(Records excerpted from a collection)
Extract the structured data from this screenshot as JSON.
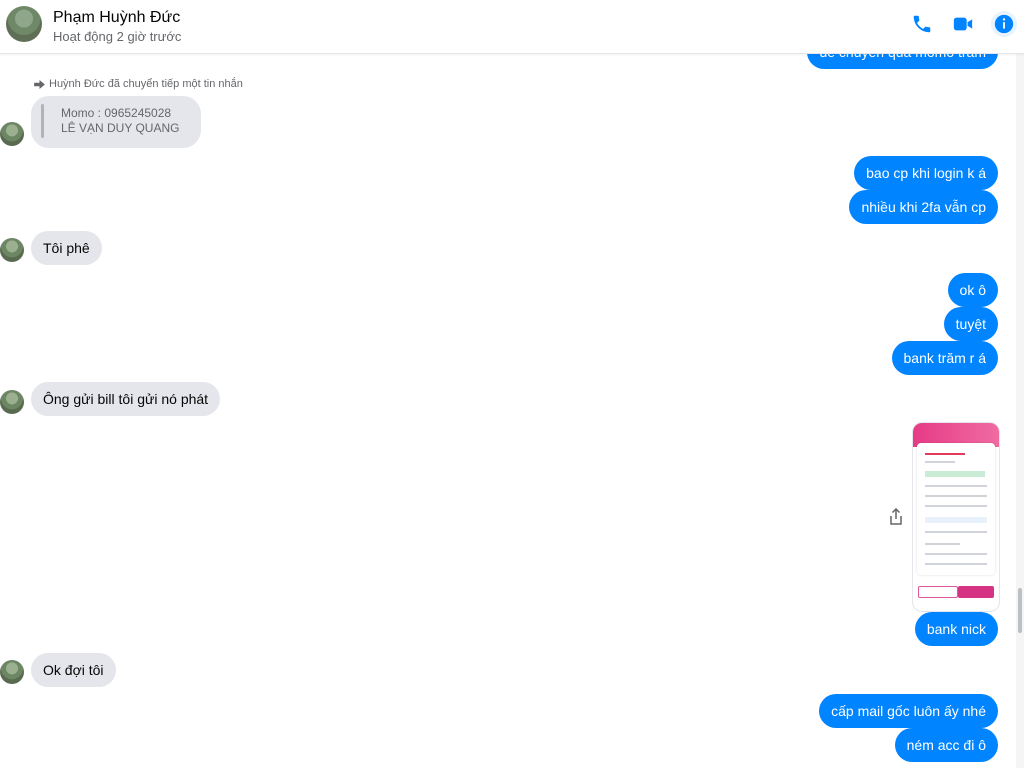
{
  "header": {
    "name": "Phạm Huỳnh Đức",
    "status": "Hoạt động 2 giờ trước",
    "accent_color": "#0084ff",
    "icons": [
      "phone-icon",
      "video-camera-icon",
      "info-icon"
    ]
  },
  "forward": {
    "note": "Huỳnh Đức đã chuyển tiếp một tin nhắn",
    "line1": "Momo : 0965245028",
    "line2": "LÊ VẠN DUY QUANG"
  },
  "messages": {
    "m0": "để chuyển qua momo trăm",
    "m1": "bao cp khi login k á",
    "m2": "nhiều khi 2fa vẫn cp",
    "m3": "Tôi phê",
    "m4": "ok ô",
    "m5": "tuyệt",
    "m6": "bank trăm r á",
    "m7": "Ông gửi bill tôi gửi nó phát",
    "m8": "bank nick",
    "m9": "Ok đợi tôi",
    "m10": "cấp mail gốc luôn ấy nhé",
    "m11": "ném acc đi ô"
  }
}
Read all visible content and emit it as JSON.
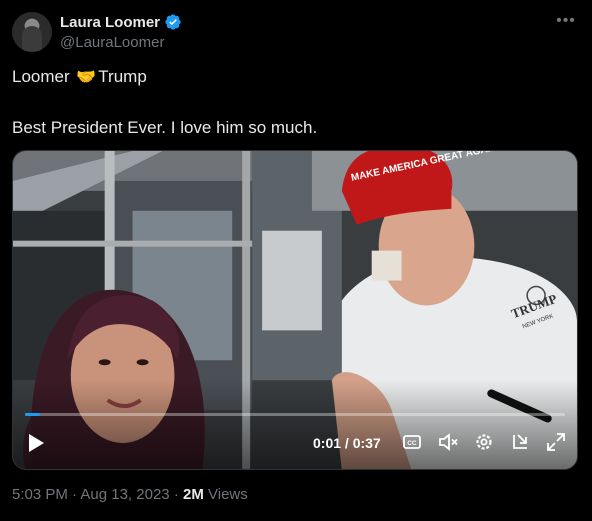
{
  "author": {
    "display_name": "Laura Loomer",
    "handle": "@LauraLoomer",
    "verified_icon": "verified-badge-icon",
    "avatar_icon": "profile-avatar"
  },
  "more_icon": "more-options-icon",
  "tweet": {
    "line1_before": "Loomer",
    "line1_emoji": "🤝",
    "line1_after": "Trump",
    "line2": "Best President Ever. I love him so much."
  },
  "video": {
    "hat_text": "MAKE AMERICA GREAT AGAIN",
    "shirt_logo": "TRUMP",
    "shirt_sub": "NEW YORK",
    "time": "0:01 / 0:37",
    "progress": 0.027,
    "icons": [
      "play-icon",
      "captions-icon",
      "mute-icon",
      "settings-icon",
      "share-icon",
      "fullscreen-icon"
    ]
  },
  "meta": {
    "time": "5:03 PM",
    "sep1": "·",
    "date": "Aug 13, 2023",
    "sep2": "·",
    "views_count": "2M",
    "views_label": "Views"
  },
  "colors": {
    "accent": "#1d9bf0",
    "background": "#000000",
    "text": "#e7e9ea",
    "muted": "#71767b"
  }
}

Task objective: Report the number of lines that contain "JSON", with no other words.

The response: 2